> _Work instructions_: Where a line contains the word "this", copy that line in full.

* Begin Source records *

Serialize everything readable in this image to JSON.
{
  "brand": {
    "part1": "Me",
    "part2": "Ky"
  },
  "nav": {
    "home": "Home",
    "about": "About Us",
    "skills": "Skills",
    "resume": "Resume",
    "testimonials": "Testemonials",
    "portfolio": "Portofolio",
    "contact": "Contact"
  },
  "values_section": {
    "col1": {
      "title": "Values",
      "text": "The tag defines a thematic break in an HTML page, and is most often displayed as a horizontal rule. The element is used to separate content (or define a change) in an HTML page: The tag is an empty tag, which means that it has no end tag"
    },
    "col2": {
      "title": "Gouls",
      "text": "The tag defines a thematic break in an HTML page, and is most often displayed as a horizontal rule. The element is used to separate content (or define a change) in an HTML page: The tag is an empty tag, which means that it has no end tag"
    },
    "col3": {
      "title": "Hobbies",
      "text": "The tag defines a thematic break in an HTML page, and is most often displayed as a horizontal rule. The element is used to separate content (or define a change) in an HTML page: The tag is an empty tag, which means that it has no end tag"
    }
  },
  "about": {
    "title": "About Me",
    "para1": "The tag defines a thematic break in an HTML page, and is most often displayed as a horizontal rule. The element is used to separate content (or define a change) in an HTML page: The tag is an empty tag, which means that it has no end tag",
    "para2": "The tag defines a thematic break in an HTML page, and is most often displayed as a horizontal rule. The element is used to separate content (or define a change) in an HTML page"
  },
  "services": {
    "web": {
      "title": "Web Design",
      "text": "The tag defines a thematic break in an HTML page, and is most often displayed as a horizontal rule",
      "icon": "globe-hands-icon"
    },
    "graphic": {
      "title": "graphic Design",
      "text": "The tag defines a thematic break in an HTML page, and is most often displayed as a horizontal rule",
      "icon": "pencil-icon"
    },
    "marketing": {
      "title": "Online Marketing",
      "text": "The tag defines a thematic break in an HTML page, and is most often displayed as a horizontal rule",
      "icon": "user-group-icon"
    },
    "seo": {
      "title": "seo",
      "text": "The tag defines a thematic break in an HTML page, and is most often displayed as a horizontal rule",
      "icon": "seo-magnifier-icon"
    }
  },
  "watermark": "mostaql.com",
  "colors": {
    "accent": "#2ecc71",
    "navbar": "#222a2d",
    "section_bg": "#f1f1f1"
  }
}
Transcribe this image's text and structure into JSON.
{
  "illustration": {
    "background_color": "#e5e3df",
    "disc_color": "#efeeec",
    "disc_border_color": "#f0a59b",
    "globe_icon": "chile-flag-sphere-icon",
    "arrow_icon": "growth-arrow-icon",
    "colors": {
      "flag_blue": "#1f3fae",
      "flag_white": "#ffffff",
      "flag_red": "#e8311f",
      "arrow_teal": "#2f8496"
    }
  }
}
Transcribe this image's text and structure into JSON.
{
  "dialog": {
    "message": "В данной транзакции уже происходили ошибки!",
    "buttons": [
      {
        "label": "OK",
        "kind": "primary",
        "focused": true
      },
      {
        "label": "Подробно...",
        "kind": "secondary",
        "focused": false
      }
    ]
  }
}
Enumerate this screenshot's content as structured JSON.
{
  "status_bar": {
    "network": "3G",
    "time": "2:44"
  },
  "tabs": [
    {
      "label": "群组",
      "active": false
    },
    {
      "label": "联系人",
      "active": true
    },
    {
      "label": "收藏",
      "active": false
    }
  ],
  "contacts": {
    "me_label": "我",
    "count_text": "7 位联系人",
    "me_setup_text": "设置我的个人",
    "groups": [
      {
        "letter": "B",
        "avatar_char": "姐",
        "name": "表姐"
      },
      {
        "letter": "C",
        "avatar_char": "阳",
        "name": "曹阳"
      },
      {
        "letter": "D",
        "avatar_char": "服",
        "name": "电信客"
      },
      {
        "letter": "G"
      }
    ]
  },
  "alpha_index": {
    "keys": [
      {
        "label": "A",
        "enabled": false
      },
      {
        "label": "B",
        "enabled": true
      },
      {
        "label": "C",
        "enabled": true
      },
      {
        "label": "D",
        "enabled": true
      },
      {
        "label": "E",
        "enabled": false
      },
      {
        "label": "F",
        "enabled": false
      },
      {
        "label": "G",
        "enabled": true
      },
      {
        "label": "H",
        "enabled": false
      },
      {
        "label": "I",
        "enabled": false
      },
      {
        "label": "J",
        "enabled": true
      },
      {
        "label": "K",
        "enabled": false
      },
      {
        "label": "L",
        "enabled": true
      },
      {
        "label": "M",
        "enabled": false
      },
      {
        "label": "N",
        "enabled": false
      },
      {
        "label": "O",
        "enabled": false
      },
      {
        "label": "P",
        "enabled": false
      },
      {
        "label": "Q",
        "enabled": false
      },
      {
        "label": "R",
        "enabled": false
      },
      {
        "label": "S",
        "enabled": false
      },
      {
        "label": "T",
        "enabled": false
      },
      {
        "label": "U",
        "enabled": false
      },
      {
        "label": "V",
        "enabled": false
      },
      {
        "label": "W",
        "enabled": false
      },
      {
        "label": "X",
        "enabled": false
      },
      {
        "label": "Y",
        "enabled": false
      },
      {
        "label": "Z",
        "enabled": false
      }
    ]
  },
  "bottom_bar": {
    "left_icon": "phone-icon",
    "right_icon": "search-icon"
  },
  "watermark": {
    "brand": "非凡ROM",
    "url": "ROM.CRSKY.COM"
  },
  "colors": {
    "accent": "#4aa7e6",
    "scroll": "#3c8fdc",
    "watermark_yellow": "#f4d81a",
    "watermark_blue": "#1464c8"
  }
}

* End Source records *

> _The output_:
Serialize everything readable in this image to JSON.
Transcribe this image's text and structure into JSON.
Transcribe this image's text and structure into JSON.
Enumerate this screenshot's content as structured JSON.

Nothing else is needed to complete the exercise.